• RECORDS SUPPLIED:
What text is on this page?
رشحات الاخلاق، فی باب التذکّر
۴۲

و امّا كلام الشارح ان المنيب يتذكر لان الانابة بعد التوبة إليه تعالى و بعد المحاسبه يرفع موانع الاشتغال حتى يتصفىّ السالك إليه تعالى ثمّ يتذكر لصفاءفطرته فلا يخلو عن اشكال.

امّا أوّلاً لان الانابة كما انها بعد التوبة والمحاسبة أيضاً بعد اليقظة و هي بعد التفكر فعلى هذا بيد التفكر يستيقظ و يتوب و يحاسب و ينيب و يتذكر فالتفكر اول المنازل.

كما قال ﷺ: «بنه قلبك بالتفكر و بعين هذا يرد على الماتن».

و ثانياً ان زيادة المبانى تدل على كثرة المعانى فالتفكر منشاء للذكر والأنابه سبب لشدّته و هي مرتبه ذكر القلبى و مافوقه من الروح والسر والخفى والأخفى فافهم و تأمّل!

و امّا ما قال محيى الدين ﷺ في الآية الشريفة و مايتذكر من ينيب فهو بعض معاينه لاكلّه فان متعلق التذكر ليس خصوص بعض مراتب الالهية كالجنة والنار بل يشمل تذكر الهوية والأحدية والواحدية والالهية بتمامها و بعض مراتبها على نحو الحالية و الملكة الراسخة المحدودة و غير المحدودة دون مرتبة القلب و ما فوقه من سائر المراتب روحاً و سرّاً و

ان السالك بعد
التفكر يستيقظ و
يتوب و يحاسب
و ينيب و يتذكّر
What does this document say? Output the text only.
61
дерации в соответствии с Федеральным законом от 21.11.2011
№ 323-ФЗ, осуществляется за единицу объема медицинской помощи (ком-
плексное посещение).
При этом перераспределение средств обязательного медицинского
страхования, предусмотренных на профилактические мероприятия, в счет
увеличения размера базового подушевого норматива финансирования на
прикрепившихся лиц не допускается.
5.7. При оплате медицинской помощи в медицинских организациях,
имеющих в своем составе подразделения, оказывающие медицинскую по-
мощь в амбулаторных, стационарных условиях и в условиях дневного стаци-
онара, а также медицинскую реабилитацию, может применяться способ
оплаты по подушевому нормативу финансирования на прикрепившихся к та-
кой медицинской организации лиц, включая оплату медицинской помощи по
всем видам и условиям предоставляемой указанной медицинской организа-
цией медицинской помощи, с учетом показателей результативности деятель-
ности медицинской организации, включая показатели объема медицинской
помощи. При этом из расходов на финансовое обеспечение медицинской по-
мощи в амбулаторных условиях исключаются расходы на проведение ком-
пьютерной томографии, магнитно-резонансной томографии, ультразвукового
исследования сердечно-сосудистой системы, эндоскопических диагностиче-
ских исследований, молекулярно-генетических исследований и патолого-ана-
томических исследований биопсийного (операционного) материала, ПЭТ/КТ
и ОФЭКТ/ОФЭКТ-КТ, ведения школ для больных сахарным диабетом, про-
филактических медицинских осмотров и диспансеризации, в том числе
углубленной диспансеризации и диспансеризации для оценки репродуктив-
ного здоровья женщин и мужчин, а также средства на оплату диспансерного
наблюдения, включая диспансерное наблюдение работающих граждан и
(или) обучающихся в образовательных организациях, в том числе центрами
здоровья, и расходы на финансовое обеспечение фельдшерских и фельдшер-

• YOUR TASK:
Reproduce each entry exactly, leaving out nothing.

• RESPONSE:
What text is on this page?
رشحات الاخلاق، فی باب التذکّر
۴۲

و امّا كلام الشارح ان المنيب يتذكر لان الانابة بعد التوبة إليه تعالى و بعد المحاسبه يرفع موانع الاشتغال حتى يتصفىّ السالك إليه تعالى ثمّ يتذكر لصفاءفطرته فلا يخلو عن اشكال.

امّا أوّلاً لان الانابة كما انها بعد التوبة والمحاسبة أيضاً بعد اليقظة و هي بعد التفكر فعلى هذا بيد التفكر يستيقظ و يتوب و يحاسب و ينيب و يتذكر فالتفكر اول المنازل.

كما قال ﷺ: «بنه قلبك بالتفكر و بعين هذا يرد على الماتن».

و ثانياً ان زيادة المبانى تدل على كثرة المعانى فالتفكر منشاء للذكر والأنابه سبب لشدّته و هي مرتبه ذكر القلبى و مافوقه من الروح والسر والخفى والأخفى فافهم و تأمّل!

و امّا ما قال محيى الدين ﷺ في الآية الشريفة و مايتذكر من ينيب فهو بعض معاينه لاكلّه فان متعلق التذكر ليس خصوص بعض مراتب الالهية كالجنة والنار بل يشمل تذكر الهوية والأحدية والواحدية والالهية بتمامها و بعض مراتبها على نحو الحالية و الملكة الراسخة المحدودة و غير المحدودة دون مرتبة القلب و ما فوقه من سائر المراتب روحاً و سرّاً و

ان السالك بعد
التفكر يستيقظ و
يتوب و يحاسب
و ينيب و يتذكّر
What does this document say? Output the text only.
61
дерации в соответствии с Федеральным законом от 21.11.2011
№ 323-ФЗ, осуществляется за единицу объема медицинской помощи (ком-
плексное посещение).
При этом перераспределение средств обязательного медицинского
страхования, предусмотренных на профилактические мероприятия, в счет
увеличения размера базового подушевого норматива финансирования на
прикрепившихся лиц не допускается.
5.7. При оплате медицинской помощи в медицинских организациях,
имеющих в своем составе подразделения, оказывающие медицинскую по-
мощь в амбулаторных, стационарных условиях и в условиях дневного стаци-
онара, а также медицинскую реабилитацию, может применяться способ
оплаты по подушевому нормативу финансирования на прикрепившихся к та-
кой медицинской организации лиц, включая оплату медицинской помощи по
всем видам и условиям предоставляемой указанной медицинской организа-
цией медицинской помощи, с учетом показателей результативности деятель-
ности медицинской организации, включая показатели объема медицинской
помощи. При этом из расходов на финансовое обеспечение медицинской по-
мощи в амбулаторных условиях исключаются расходы на проведение ком-
пьютерной томографии, магнитно-резонансной томографии, ультразвукового
исследования сердечно-сосудистой системы, эндоскопических диагностиче-
ских исследований, молекулярно-генетических исследований и патолого-ана-
томических исследований биопсийного (операционного) материала, ПЭТ/КТ
и ОФЭКТ/ОФЭКТ-КТ, ведения школ для больных сахарным диабетом, про-
филактических медицинских осмотров и диспансеризации, в том числе
углубленной диспансеризации и диспансеризации для оценки репродуктив-
ного здоровья женщин и мужчин, а также средства на оплату диспансерного
наблюдения, включая диспансерное наблюдение работающих граждан и
(или) обучающихся в образовательных организациях, в том числе центрами
здоровья, и расходы на финансовое обеспечение фельдшерских и фельдшер-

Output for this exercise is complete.